— Begin —
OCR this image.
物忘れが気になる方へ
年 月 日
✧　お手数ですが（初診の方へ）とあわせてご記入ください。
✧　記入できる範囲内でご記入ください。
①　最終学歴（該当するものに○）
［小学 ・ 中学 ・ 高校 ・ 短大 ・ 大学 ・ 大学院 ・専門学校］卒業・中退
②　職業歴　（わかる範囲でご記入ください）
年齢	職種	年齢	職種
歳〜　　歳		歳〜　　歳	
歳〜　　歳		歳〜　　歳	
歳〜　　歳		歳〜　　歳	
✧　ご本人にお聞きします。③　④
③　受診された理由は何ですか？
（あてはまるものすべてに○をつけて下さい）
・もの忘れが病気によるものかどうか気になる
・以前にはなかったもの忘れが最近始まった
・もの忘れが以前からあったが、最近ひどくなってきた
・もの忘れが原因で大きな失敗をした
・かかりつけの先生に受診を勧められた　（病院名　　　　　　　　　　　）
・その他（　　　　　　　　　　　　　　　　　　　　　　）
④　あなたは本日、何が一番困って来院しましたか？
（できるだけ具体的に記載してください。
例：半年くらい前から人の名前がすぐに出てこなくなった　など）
— End —
## What you are asked to do
Write out the entire listing exactly.

## Correct result
OCR this image.
物忘れが気になる方へ
年 月 日
✧　お手数ですが（初診の方へ）とあわせてご記入ください。
✧　記入できる範囲内でご記入ください。
①　最終学歴（該当するものに○）
［小学 ・ 中学 ・ 高校 ・ 短大 ・ 大学 ・ 大学院 ・専門学校］卒業・中退
②　職業歴　（わかる範囲でご記入ください）
年齢	職種	年齢	職種
歳〜　　歳		歳〜　　歳	
歳〜　　歳		歳〜　　歳	
歳〜　　歳		歳〜　　歳	
✧　ご本人にお聞きします。③　④
③　受診された理由は何ですか？
（あてはまるものすべてに○をつけて下さい）
・もの忘れが病気によるものかどうか気になる
・以前にはなかったもの忘れが最近始まった
・もの忘れが以前からあったが、最近ひどくなってきた
・もの忘れが原因で大きな失敗をした
・かかりつけの先生に受診を勧められた　（病院名　　　　　　　　　　　）
・その他（　　　　　　　　　　　　　　　　　　　　　　）
④　あなたは本日、何が一番困って来院しましたか？
（できるだけ具体的に記載してください。
例：半年くらい前から人の名前がすぐに出てこなくなった　など）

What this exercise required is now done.